* [WHAT YOU HAVE TO DO]:
Give back the full material, exactly as it reads.
* BEGIN INFORMATION GIVEN *
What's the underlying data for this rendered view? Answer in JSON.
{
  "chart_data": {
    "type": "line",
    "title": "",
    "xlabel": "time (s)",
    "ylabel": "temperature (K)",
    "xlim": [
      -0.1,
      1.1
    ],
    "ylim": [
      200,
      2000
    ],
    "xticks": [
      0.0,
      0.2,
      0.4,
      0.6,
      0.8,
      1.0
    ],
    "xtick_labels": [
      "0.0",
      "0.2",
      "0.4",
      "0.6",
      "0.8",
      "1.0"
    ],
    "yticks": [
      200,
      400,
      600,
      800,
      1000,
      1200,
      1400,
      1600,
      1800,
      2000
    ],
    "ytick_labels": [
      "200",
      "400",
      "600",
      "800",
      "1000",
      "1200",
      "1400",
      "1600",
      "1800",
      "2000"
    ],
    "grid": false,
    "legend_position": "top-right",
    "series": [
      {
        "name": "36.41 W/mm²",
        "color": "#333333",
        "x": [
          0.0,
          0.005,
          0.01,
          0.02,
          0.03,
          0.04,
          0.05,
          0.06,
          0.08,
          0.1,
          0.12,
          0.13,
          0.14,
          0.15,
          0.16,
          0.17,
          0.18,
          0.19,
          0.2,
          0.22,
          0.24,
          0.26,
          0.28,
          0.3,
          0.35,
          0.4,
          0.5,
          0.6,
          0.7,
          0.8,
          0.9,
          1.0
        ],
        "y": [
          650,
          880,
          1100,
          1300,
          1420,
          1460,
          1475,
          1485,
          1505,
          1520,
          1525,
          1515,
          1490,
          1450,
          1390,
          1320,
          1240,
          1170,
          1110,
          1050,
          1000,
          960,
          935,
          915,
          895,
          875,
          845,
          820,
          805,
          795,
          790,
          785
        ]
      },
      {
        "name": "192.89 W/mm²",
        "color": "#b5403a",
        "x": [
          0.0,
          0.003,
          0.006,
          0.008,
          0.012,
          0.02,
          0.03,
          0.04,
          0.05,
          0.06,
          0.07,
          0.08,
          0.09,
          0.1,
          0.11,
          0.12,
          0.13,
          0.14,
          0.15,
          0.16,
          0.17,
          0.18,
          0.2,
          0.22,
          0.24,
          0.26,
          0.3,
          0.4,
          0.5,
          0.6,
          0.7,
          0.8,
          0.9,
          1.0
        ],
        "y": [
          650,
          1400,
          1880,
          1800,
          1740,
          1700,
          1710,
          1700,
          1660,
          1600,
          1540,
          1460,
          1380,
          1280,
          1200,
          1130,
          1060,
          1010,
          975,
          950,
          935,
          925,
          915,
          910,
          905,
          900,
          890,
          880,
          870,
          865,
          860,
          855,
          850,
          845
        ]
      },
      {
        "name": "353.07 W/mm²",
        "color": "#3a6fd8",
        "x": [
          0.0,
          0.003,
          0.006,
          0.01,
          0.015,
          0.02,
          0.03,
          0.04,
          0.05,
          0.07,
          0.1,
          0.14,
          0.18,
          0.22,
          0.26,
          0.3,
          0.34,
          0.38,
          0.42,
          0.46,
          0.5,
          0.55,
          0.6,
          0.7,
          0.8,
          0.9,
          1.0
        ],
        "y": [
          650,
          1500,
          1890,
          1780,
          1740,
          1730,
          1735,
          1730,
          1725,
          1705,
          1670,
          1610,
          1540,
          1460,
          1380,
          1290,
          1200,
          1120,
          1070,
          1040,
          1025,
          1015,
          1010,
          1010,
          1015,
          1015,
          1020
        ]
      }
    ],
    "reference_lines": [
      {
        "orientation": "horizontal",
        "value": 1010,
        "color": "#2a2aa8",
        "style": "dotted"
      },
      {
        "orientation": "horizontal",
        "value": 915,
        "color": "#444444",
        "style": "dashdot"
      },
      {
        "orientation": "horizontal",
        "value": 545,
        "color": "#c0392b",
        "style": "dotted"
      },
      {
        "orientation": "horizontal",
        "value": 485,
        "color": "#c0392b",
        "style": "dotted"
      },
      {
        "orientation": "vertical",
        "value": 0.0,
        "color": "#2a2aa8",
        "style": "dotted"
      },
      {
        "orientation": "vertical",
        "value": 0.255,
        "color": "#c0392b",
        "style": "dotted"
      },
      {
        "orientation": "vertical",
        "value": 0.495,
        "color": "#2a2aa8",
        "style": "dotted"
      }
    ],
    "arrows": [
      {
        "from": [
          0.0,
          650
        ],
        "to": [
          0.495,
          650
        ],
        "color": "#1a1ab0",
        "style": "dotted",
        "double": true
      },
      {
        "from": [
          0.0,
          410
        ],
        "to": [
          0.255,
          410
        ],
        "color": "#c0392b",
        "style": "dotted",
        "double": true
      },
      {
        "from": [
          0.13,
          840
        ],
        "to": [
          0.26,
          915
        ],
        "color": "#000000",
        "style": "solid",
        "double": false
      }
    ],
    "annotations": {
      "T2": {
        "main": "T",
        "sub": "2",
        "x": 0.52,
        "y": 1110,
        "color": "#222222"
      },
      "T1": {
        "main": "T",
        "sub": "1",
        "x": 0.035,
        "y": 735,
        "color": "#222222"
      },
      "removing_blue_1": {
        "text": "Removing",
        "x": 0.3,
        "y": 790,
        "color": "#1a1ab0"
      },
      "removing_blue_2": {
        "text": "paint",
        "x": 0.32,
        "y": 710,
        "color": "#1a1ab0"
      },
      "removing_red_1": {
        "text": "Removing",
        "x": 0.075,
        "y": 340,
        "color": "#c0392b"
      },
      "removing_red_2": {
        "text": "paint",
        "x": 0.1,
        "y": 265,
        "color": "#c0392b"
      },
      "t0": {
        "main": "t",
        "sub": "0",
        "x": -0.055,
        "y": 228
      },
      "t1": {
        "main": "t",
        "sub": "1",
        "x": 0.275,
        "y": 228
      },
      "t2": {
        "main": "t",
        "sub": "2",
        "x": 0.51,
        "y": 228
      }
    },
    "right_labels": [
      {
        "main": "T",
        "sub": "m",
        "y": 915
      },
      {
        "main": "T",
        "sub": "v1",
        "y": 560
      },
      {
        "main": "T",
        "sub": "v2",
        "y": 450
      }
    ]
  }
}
* END INFORMATION GIVEN *
* [TASK SOLUTION]:
What's the underlying data for this rendered view? Answer in JSON.
{
  "chart_data": {
    "type": "line",
    "title": "",
    "xlabel": "time (s)",
    "ylabel": "temperature (K)",
    "xlim": [
      -0.1,
      1.1
    ],
    "ylim": [
      200,
      2000
    ],
    "xticks": [
      0.0,
      0.2,
      0.4,
      0.6,
      0.8,
      1.0
    ],
    "xtick_labels": [
      "0.0",
      "0.2",
      "0.4",
      "0.6",
      "0.8",
      "1.0"
    ],
    "yticks": [
      200,
      400,
      600,
      800,
      1000,
      1200,
      1400,
      1600,
      1800,
      2000
    ],
    "ytick_labels": [
      "200",
      "400",
      "600",
      "800",
      "1000",
      "1200",
      "1400",
      "1600",
      "1800",
      "2000"
    ],
    "grid": false,
    "legend_position": "top-right",
    "series": [
      {
        "name": "36.41 W/mm²",
        "color": "#333333",
        "x": [
          0.0,
          0.005,
          0.01,
          0.02,
          0.03,
          0.04,
          0.05,
          0.06,
          0.08,
          0.1,
          0.12,
          0.13,
          0.14,
          0.15,
          0.16,
          0.17,
          0.18,
          0.19,
          0.2,
          0.22,
          0.24,
          0.26,
          0.28,
          0.3,
          0.35,
          0.4,
          0.5,
          0.6,
          0.7,
          0.8,
          0.9,
          1.0
        ],
        "y": [
          650,
          880,
          1100,
          1300,
          1420,
          1460,
          1475,
          1485,
          1505,
          1520,
          1525,
          1515,
          1490,
          1450,
          1390,
          1320,
          1240,
          1170,
          1110,
          1050,
          1000,
          960,
          935,
          915,
          895,
          875,
          845,
          820,
          805,
          795,
          790,
          785
        ]
      },
      {
        "name": "192.89 W/mm²",
        "color": "#b5403a",
        "x": [
          0.0,
          0.003,
          0.006,
          0.008,
          0.012,
          0.02,
          0.03,
          0.04,
          0.05,
          0.06,
          0.07,
          0.08,
          0.09,
          0.1,
          0.11,
          0.12,
          0.13,
          0.14,
          0.15,
          0.16,
          0.17,
          0.18,
          0.2,
          0.22,
          0.24,
          0.26,
          0.3,
          0.4,
          0.5,
          0.6,
          0.7,
          0.8,
          0.9,
          1.0
        ],
        "y": [
          650,
          1400,
          1880,
          1800,
          1740,
          1700,
          1710,
          1700,
          1660,
          1600,
          1540,
          1460,
          1380,
          1280,
          1200,
          1130,
          1060,
          1010,
          975,
          950,
          935,
          925,
          915,
          910,
          905,
          900,
          890,
          880,
          870,
          865,
          860,
          855,
          850,
          845
        ]
      },
      {
        "name": "353.07 W/mm²",
        "color": "#3a6fd8",
        "x": [
          0.0,
          0.003,
          0.006,
          0.01,
          0.015,
          0.02,
          0.03,
          0.04,
          0.05,
          0.07,
          0.1,
          0.14,
          0.18,
          0.22,
          0.26,
          0.3,
          0.34,
          0.38,
          0.42,
          0.46,
          0.5,
          0.55,
          0.6,
          0.7,
          0.8,
          0.9,
          1.0
        ],
        "y": [
          650,
          1500,
          1890,
          1780,
          1740,
          1730,
          1735,
          1730,
          1725,
          1705,
          1670,
          1610,
          1540,
          1460,
          1380,
          1290,
          1200,
          1120,
          1070,
          1040,
          1025,
          1015,
          1010,
          1010,
          1015,
          1015,
          1020
        ]
      }
    ],
    "reference_lines": [
      {
        "orientation": "horizontal",
        "value": 1010,
        "color": "#2a2aa8",
        "style": "dotted"
      },
      {
        "orientation": "horizontal",
        "value": 915,
        "color": "#444444",
        "style": "dashdot"
      },
      {
        "orientation": "horizontal",
        "value": 545,
        "color": "#c0392b",
        "style": "dotted"
      },
      {
        "orientation": "horizontal",
        "value": 485,
        "color": "#c0392b",
        "style": "dotted"
      },
      {
        "orientation": "vertical",
        "value": 0.0,
        "color": "#2a2aa8",
        "style": "dotted"
      },
      {
        "orientation": "vertical",
        "value": 0.255,
        "color": "#c0392b",
        "style": "dotted"
      },
      {
        "orientation": "vertical",
        "value": 0.495,
        "color": "#2a2aa8",
        "style": "dotted"
      }
    ],
    "arrows": [
      {
        "from": [
          0.0,
          650
        ],
        "to": [
          0.495,
          650
        ],
        "color": "#1a1ab0",
        "style": "dotted",
        "double": true
      },
      {
        "from": [
          0.0,
          410
        ],
        "to": [
          0.255,
          410
        ],
        "color": "#c0392b",
        "style": "dotted",
        "double": true
      },
      {
        "from": [
          0.13,
          840
        ],
        "to": [
          0.26,
          915
        ],
        "color": "#000000",
        "style": "solid",
        "double": false
      }
    ],
    "annotations": {
      "T2": {
        "main": "T",
        "sub": "2",
        "x": 0.52,
        "y": 1110,
        "color": "#222222"
      },
      "T1": {
        "main": "T",
        "sub": "1",
        "x": 0.035,
        "y": 735,
        "color": "#222222"
      },
      "removing_blue_1": {
        "text": "Removing",
        "x": 0.3,
        "y": 790,
        "color": "#1a1ab0"
      },
      "removing_blue_2": {
        "text": "paint",
        "x": 0.32,
        "y": 710,
        "color": "#1a1ab0"
      },
      "removing_red_1": {
        "text": "Removing",
        "x": 0.075,
        "y": 340,
        "color": "#c0392b"
      },
      "removing_red_2": {
        "text": "paint",
        "x": 0.1,
        "y": 265,
        "color": "#c0392b"
      },
      "t0": {
        "main": "t",
        "sub": "0",
        "x": -0.055,
        "y": 228
      },
      "t1": {
        "main": "t",
        "sub": "1",
        "x": 0.275,
        "y": 228
      },
      "t2": {
        "main": "t",
        "sub": "2",
        "x": 0.51,
        "y": 228
      }
    },
    "right_labels": [
      {
        "main": "T",
        "sub": "m",
        "y": 915
      },
      {
        "main": "T",
        "sub": "v1",
        "y": 560
      },
      {
        "main": "T",
        "sub": "v2",
        "y": 450
      }
    ]
  }
}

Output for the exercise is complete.